### [TEXT EXCERPT]
==========
Computing gradients using autodiff

In [47]:
def f(w1, w2):
    return 3 * w1**2 + 2 * w1 * w2


w1, w2 = 5, 3
eps = 1e-6
(f(w1 + eps, w2) - f(w1, w2)) / eps

36.000003007075065

In [48]:
(f(w1, w2 + eps) - f(w1, w2)) / eps

10.000000003174137

In [49]:
# to compute the gradients automatically you can use the tf.GradientTape class
w1, w2 = tf.Variable(5.0), tf.Variable(3.0)
with tf.GradientTape() as tape:
    z = f(w1, w2)

gradients = tape.gradient(z, [w1, w2])
gradients
# in order to save memory only put the strict minimum inside the tf.GradientTape block or pause recording gradients using tape.stop_recording()

[<tf.Tensor: shape=(), dtype=float32, numpy=36.0>,
 <tf.Tensor: shape=(), dtype=float32, numpy=10.0>]

In [50]:
# the tape is automatically erased after you call its gradient() method so you will get an exception if you try to call gradient() twice
with tf.GradientTape() as tape:
    z = f(w1, w2)

dz_dw1 = tape.gradient(z, w1)
# dz_dw2 = tape.gradient(z, w2) # this would raise an exception

In [51]:
# if you need to call gradient more than once you must make the tape persistent and delete it each time that you are done with it to release resources
with tf.GradientTape(persistent=True) as tape:
    z = f(w1, w2)

dz_dw1 = tape.gradient(z, w1)
print(dz_dw1)
dz_dw2 = tape.gradient(z, w2)
print(dz_dw2)
del tape

tf.Tensor(36.0, shape=(), dtype=float32)
tf.Tensor(10.0, shape=(), dtype=float32)


In [52]:
# by default the tape will only track operations involving variables so if you try to compute the gradient of z with regard to anything else it will return None
c1, c2 = tf.constant(5.0), tf.constant(3.0)
with tf.GradientTape() as tape:
    z = f(c1, c2)
gradients = tape.gradient(z, [c1, c2])
gradients
# this can be usefull if you want to impliment a regularization loss that penalizes activations that vary a lot when the inputs vary little

[None, None]

In [53]:
# if you want to compute the gradients of a vector you have to call the Jacobian() method to get a matrix containing all the partial derivatives
# in some cases you may want to stop gradients from backpropagating through some part of your neural network this is usefull for freezing lower layers when training a new DNN on top
def f(w1, w2):
    return 3 * w1**2 + tf.stop_gradient(2 * w1 * w2)
==========
### [RECORDS SHOWN]
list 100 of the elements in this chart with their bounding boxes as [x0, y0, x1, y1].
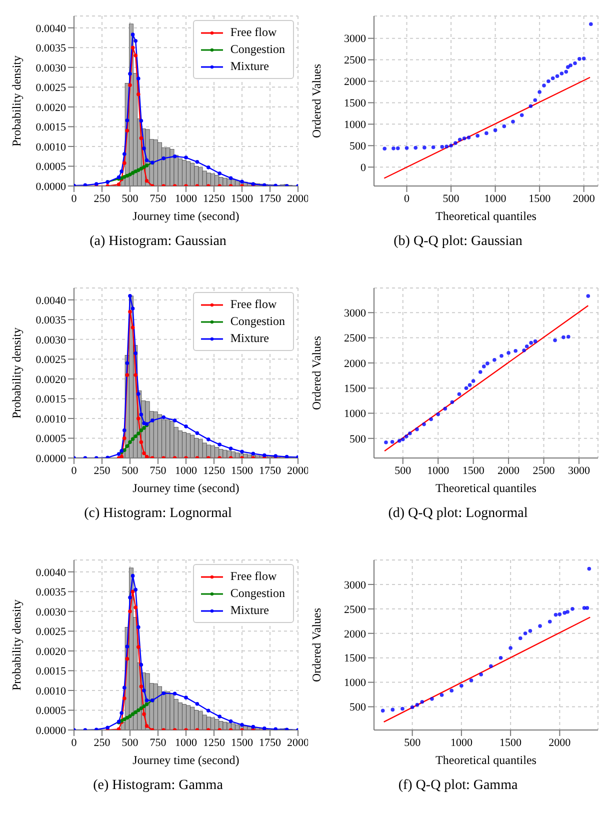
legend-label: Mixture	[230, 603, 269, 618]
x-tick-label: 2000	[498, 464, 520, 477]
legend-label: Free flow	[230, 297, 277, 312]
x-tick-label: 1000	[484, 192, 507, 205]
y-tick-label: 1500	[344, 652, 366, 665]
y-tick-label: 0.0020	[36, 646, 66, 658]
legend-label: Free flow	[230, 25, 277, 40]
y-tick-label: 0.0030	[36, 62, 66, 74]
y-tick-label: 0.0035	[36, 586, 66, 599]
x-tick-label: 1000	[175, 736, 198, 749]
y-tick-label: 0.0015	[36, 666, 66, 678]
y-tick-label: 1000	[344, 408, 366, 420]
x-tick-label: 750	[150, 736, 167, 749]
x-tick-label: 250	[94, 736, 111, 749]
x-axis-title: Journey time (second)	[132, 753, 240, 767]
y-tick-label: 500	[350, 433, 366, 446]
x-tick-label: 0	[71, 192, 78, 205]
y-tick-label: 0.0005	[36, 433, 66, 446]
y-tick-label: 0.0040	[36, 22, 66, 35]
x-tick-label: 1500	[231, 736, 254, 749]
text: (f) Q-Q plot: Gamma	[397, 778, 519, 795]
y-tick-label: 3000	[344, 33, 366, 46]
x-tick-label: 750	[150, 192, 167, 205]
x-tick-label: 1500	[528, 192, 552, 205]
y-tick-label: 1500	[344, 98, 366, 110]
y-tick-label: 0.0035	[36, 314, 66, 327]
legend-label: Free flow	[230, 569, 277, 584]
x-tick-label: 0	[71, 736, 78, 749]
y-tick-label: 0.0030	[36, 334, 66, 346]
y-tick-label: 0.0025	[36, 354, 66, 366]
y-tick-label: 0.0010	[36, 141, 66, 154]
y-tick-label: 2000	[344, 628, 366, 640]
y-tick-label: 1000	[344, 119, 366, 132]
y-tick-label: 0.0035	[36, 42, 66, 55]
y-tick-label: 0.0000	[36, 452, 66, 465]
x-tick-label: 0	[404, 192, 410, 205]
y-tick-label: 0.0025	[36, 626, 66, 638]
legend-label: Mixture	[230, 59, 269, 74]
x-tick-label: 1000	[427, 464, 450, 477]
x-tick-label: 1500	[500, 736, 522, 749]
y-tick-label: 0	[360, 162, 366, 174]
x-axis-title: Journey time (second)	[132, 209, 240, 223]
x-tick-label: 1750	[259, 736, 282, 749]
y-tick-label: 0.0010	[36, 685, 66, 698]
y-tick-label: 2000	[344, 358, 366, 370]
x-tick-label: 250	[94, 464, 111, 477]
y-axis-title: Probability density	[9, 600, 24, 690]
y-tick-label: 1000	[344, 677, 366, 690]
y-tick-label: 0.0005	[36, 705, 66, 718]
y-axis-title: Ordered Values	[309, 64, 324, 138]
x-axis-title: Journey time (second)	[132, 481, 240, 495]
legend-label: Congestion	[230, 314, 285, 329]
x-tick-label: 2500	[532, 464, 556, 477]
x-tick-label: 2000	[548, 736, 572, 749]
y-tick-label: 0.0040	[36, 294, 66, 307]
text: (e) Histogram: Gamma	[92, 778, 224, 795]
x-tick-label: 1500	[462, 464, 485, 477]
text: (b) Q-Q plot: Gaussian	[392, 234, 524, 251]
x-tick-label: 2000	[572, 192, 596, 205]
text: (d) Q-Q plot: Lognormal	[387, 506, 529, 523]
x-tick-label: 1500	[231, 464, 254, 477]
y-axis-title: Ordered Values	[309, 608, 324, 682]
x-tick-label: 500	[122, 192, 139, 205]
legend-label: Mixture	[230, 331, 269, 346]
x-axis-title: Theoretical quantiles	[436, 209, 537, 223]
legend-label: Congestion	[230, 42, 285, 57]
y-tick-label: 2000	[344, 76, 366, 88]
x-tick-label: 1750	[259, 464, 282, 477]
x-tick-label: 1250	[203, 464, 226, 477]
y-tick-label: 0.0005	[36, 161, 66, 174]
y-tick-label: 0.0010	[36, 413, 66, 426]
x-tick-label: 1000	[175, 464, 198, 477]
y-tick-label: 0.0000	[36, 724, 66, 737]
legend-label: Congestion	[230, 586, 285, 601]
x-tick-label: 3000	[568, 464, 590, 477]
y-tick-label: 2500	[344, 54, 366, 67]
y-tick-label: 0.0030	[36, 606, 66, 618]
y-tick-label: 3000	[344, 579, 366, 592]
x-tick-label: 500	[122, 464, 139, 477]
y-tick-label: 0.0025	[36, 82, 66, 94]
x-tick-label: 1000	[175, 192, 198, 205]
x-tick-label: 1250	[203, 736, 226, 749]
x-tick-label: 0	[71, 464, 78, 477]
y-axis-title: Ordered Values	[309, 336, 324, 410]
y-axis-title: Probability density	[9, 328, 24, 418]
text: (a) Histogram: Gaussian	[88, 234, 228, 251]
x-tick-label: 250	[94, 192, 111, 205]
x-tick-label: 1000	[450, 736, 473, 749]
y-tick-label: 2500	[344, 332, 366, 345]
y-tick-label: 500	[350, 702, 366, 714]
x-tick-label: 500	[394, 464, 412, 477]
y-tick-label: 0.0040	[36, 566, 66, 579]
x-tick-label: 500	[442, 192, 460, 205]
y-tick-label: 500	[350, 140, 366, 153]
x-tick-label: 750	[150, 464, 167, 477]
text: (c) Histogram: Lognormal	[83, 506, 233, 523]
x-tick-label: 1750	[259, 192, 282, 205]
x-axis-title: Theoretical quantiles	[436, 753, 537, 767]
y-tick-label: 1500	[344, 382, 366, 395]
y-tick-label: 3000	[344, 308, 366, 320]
==========
### [TASKS FOR THIS EXERCISE]
a) Answer each question from the text on computing gradients with autodiff:
(i) What value does the finite-difference calculation with respect to w1 print?
(ii) What argument is passed to tf.GradientTape to let gradient() be called more than once?
(iii) What is returned when the gradients of z are taken with regard to the constants c1 and c2?
b) Write out the passage of the text on computing gradients with autodiff starting at "10.000000003174137" and ending at "tape.gradient(z, [w1, w2])".

### [TASK-BY-TASK ANSWERS]
a)
(i) 36.000003007075065
(ii) persistent=True
(iii) [None, None]

b)
10.000000003174137

In [49]:
# to compute the gradients automatically you can use the tf.GradientTape class
w1, w2 = tf.Variable(5.0), tf.Variable(3.0)
with tf.GradientTape() as tape:
    z = f(w1, w2)

gradients = tape.gradient(z, [w1, w2])